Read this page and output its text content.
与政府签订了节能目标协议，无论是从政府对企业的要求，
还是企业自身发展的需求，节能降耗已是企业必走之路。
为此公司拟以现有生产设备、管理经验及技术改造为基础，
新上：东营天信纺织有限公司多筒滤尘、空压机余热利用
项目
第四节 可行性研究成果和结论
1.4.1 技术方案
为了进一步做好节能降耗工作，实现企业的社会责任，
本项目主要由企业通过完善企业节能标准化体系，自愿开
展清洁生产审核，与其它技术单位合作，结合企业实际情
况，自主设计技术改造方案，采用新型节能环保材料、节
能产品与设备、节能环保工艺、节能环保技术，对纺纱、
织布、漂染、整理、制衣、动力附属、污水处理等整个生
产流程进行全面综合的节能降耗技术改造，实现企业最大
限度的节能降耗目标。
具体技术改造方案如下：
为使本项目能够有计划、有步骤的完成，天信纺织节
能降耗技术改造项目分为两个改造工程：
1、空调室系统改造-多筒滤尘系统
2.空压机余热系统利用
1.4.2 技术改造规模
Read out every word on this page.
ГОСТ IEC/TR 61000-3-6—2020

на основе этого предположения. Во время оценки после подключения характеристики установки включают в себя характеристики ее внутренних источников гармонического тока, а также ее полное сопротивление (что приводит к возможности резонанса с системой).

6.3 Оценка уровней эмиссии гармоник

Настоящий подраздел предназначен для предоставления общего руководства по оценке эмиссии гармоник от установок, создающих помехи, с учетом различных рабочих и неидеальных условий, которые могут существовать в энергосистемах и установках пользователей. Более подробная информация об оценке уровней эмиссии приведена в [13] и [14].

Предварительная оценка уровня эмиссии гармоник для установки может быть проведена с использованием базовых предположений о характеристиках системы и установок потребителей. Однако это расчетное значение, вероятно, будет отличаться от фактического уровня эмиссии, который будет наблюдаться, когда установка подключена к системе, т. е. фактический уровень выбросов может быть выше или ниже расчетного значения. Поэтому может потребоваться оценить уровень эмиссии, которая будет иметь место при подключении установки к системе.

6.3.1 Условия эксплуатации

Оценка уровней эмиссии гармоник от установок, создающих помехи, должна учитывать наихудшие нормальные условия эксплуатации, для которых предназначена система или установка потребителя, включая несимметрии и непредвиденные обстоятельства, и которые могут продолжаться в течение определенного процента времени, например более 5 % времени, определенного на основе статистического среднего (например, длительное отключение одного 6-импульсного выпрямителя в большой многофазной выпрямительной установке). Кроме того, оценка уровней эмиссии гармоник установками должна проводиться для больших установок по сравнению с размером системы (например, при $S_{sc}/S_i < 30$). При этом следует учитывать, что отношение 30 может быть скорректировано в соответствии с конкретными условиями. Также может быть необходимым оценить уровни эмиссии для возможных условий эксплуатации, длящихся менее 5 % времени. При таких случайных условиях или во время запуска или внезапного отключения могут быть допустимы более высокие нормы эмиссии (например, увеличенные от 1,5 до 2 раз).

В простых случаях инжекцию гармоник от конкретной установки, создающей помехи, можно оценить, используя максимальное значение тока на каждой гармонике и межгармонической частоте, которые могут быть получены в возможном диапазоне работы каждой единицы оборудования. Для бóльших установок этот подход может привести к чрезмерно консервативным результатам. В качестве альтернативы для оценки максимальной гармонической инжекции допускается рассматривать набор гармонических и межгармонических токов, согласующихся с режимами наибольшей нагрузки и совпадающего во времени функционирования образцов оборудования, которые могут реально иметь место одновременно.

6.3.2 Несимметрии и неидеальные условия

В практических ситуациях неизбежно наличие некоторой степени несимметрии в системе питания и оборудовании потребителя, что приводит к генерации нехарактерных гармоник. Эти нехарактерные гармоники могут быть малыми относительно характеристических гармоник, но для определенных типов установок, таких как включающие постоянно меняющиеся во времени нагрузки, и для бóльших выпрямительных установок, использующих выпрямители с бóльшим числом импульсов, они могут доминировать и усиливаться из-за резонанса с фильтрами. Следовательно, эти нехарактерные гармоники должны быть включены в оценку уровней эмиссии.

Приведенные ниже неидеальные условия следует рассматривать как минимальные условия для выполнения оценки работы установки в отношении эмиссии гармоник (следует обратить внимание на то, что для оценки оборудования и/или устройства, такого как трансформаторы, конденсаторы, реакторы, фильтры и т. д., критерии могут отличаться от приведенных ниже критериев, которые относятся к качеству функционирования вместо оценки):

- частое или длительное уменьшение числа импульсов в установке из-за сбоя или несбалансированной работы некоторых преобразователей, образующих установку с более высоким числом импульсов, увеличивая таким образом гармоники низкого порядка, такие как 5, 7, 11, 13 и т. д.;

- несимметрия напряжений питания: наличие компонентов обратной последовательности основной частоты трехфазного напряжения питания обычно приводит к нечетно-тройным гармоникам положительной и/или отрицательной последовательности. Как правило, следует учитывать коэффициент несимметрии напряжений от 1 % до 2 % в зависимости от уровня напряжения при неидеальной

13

————

PROBLEM STATEMENT: Using the entries above, return each line in which the word "page" occurs.

THE REPLY:
Read this page and output its text content.
Read out every word on this page.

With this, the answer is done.